* **WHAT IS ASKED**
Repeat word for word the lines in the records that begin at the line containing "568, 1149, 588]" and end after the line containing "568, 742, 588]", both included.

[Labeled region entries]
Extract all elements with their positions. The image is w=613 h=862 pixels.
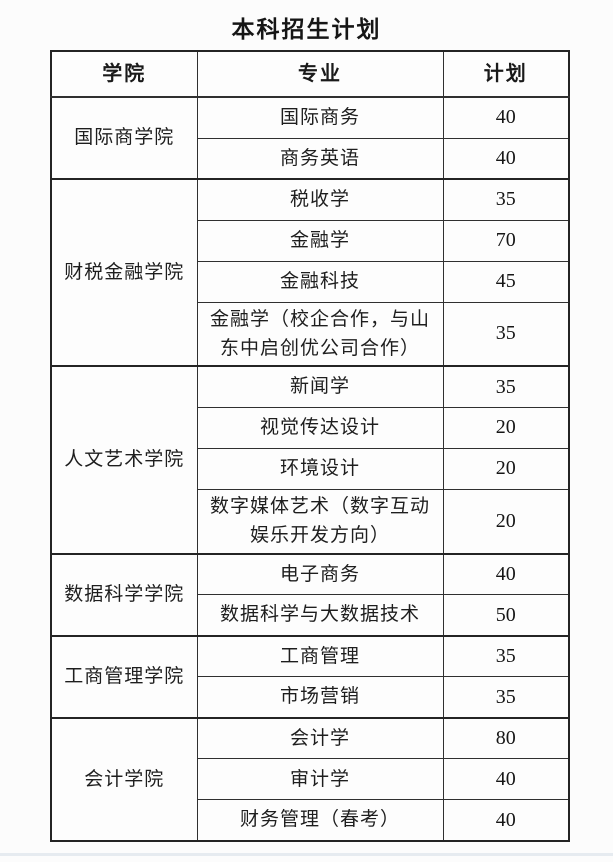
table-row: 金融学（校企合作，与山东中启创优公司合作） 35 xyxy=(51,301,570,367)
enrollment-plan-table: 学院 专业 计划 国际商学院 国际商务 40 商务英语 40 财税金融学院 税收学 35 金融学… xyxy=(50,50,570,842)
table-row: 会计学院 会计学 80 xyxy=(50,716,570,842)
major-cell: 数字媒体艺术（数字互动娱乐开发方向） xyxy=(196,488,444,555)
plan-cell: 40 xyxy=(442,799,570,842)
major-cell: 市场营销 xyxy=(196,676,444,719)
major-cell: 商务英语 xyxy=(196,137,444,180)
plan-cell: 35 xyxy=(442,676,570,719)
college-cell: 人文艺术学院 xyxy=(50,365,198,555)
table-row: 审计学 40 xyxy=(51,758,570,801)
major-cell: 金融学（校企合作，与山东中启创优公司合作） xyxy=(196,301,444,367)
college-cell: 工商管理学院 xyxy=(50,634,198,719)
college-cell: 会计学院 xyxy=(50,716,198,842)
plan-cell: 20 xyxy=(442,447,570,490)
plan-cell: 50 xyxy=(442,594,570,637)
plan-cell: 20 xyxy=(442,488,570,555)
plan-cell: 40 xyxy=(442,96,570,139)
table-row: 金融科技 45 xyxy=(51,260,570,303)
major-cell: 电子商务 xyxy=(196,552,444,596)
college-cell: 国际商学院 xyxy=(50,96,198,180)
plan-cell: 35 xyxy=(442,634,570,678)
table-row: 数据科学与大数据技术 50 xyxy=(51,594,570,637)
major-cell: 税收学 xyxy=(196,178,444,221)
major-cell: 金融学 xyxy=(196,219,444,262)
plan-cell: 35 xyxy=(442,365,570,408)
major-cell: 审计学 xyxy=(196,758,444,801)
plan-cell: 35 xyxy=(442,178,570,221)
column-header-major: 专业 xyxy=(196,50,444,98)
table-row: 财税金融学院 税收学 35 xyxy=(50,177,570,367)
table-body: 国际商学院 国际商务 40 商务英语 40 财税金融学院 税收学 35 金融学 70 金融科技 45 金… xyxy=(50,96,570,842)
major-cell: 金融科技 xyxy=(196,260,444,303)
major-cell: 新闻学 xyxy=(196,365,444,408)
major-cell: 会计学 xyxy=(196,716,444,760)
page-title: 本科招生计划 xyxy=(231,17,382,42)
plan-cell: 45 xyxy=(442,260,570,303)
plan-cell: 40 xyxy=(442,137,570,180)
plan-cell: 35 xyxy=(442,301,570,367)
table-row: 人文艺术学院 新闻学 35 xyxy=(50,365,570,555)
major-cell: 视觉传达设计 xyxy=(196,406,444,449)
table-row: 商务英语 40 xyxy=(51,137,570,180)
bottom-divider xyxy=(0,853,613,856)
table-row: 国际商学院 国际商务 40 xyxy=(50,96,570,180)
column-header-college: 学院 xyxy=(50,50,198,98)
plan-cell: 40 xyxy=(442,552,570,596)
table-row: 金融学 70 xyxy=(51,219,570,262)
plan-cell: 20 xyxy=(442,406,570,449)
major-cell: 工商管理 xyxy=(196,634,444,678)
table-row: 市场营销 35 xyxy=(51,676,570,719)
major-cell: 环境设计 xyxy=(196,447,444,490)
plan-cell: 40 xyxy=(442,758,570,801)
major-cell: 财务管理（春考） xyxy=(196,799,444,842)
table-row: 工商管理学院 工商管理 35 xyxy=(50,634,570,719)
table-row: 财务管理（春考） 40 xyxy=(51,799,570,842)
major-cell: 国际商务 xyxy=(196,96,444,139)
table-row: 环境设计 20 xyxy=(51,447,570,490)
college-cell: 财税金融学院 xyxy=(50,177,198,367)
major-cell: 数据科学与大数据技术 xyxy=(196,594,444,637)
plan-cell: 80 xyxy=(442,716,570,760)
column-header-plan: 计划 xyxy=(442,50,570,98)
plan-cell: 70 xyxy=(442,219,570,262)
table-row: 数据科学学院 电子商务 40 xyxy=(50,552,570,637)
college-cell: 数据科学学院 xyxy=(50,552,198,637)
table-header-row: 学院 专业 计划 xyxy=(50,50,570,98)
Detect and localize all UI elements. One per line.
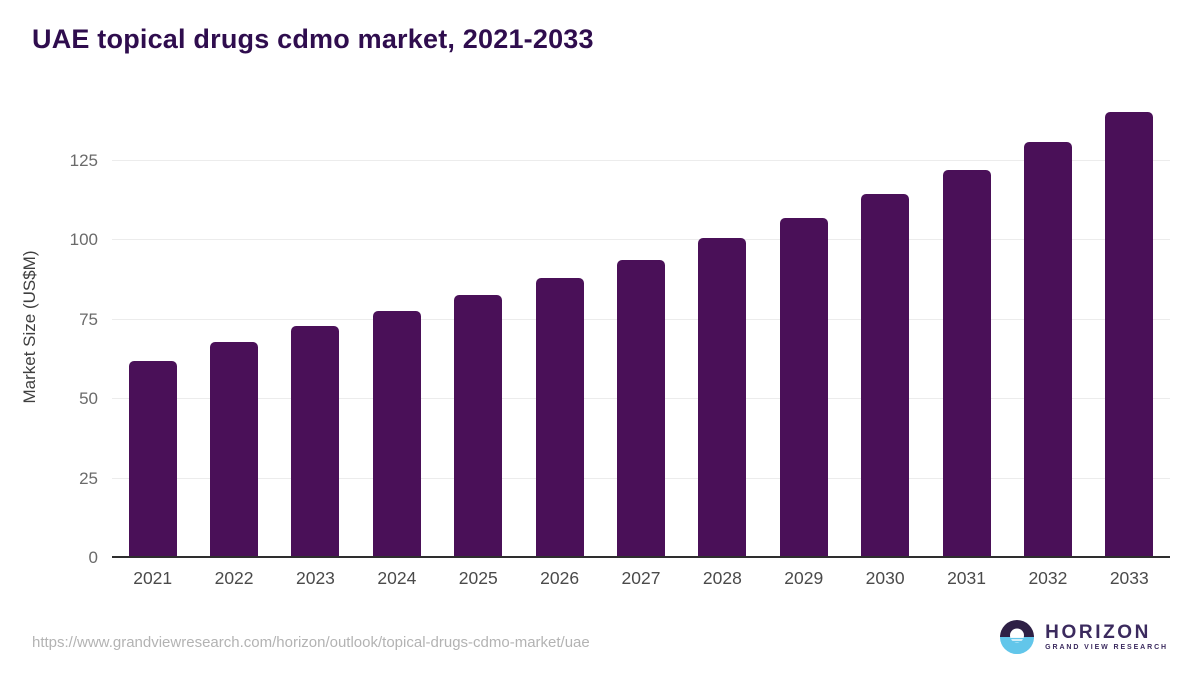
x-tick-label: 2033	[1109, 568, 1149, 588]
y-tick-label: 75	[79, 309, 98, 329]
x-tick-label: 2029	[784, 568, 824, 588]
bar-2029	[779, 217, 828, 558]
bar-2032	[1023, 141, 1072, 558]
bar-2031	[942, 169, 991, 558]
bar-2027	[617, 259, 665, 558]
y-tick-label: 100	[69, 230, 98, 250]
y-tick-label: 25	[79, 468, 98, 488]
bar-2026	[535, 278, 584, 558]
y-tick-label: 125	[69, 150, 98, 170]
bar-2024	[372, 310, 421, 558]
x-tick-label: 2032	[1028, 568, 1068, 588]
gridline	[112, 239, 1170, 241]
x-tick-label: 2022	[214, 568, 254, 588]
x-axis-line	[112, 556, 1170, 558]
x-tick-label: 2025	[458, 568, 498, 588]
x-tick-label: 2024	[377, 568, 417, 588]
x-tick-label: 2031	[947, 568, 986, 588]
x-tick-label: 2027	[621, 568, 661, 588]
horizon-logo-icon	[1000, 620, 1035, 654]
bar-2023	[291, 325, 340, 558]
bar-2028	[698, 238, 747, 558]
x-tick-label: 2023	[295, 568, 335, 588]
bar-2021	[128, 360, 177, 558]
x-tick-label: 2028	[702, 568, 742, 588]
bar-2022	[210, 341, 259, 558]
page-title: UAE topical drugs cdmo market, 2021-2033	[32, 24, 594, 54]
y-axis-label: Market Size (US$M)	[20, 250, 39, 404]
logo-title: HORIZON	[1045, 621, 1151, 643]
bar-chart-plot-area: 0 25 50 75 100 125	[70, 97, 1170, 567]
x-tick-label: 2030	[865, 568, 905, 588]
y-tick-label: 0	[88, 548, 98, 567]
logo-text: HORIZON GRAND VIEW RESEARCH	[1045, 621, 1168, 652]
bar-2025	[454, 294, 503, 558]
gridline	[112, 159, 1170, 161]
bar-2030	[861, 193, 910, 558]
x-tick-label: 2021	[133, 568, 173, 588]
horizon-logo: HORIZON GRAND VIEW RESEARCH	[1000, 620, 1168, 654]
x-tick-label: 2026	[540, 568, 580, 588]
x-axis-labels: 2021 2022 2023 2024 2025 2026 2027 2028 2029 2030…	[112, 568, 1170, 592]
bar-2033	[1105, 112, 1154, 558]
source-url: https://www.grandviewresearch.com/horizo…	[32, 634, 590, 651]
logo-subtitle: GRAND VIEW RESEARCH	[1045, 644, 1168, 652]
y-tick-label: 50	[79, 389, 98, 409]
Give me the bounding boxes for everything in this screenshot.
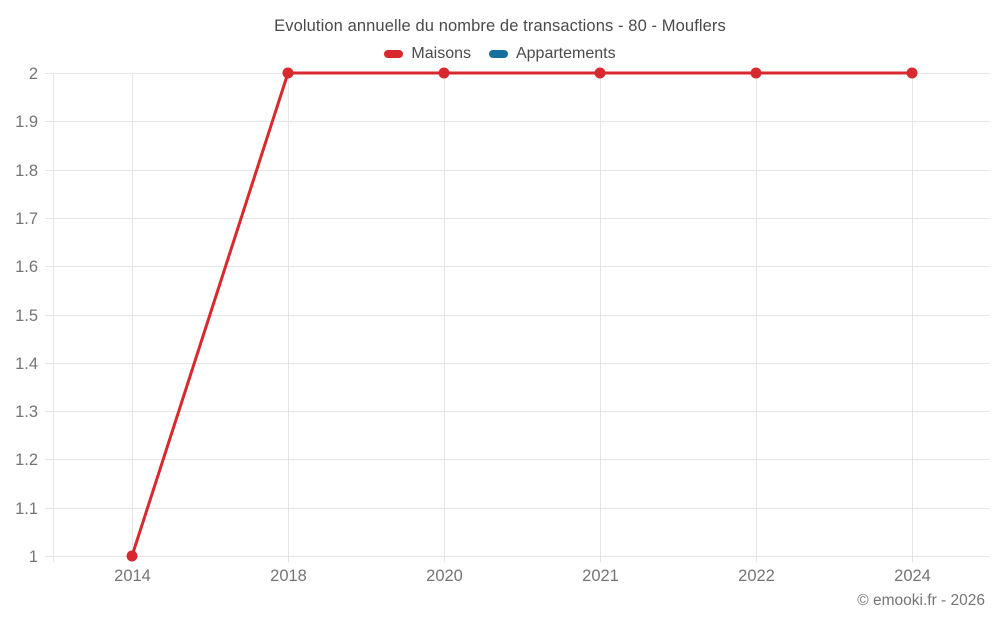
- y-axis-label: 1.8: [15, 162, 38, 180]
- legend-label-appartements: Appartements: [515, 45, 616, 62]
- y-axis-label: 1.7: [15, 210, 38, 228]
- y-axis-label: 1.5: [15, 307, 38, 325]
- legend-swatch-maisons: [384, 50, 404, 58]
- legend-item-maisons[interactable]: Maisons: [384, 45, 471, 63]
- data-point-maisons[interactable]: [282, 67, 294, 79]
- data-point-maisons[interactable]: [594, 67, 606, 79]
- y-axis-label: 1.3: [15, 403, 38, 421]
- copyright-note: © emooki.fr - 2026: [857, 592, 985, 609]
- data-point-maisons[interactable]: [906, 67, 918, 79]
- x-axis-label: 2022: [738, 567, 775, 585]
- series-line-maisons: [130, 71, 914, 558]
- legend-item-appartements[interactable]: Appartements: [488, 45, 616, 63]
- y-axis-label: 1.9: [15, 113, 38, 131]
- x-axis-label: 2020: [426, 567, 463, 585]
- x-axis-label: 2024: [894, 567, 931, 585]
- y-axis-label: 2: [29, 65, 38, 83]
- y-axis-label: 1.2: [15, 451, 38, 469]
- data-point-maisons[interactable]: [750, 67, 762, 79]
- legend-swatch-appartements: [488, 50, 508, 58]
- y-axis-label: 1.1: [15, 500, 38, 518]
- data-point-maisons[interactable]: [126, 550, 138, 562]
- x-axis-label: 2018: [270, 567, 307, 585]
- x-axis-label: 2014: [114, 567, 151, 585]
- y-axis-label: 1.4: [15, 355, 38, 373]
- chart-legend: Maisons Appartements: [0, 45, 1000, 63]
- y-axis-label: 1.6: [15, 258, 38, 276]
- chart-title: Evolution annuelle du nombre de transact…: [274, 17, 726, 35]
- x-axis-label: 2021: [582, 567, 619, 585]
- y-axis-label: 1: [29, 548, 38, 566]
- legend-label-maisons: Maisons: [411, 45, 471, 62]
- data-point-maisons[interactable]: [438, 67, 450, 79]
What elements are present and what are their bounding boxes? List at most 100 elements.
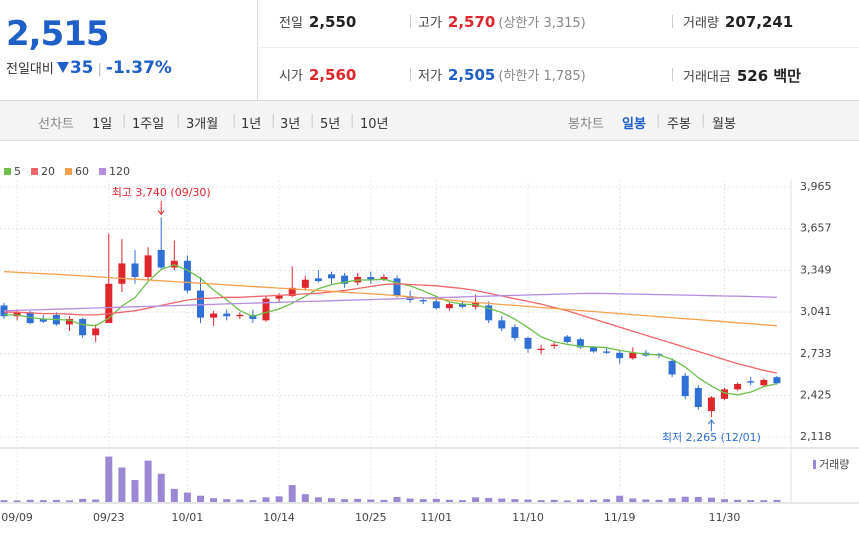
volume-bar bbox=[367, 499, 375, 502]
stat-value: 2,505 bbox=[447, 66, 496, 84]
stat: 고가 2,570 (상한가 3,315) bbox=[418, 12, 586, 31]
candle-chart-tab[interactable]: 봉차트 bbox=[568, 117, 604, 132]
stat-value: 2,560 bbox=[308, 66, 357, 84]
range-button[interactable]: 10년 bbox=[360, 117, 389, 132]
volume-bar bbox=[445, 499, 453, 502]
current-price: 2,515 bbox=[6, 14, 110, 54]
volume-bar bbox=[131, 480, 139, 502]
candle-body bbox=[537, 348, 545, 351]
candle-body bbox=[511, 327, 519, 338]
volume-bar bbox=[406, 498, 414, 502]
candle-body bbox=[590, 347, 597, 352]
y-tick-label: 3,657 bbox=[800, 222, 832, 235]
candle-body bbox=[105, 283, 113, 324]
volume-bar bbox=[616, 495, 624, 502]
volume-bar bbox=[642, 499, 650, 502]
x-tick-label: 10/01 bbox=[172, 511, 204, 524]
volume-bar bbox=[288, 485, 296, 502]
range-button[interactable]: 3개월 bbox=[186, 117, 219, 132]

* **RESPONSE**
x-tick-label: 2033	[1109, 568, 1149, 588]
y-tick-label: 75	[79, 309, 98, 329]
x-tick-label: 2029	[784, 568, 824, 588]
bar-2029	[779, 217, 828, 558]
bar-2032	[1023, 141, 1072, 558]
bar-2031	[942, 169, 991, 558]
bar-2027	[617, 259, 665, 558]
y-tick-label: 100	[69, 230, 98, 250]
y-tick-label: 25	[79, 468, 98, 488]
bar-2026	[535, 278, 584, 558]
y-tick-label: 125	[69, 150, 98, 170]
bar-2024	[372, 310, 421, 558]
x-tick-label: 2032	[1028, 568, 1068, 588]
gridline	[112, 239, 1170, 241]
x-tick-label: 2022	[214, 568, 254, 588]
x-axis-line	[112, 556, 1170, 558]
x-tick-label: 2025	[458, 568, 498, 588]
x-tick-label: 2024	[377, 568, 417, 588]
x-tick-label: 2031	[947, 568, 986, 588]
x-tick-label: 2027	[621, 568, 661, 588]
horizon-logo-icon	[1000, 620, 1035, 654]
bar-2023	[291, 325, 340, 558]
bar-2028	[698, 238, 747, 558]
x-tick-label: 2023	[295, 568, 335, 588]
bar-2021	[128, 360, 177, 558]
x-tick-label: 2028	[702, 568, 742, 588]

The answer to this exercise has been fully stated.